■ EXERCISE INSTRUCTIONS:
Find each line containing the string "railway" and return it.

===== TASK INPUT

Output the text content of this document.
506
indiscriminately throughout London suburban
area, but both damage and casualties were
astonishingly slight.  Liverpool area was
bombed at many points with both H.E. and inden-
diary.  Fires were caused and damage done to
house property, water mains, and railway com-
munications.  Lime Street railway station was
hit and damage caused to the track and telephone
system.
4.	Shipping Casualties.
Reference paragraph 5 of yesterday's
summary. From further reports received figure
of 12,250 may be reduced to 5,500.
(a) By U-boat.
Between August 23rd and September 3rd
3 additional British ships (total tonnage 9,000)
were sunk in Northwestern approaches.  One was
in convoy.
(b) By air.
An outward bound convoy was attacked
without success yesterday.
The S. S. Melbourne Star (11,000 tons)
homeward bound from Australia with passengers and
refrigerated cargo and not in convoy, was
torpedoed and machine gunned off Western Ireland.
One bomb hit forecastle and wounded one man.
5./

==========

■ SOLVED PROBLEM:
house property, water mains, and railway com-
munications.  Lime Street railway station was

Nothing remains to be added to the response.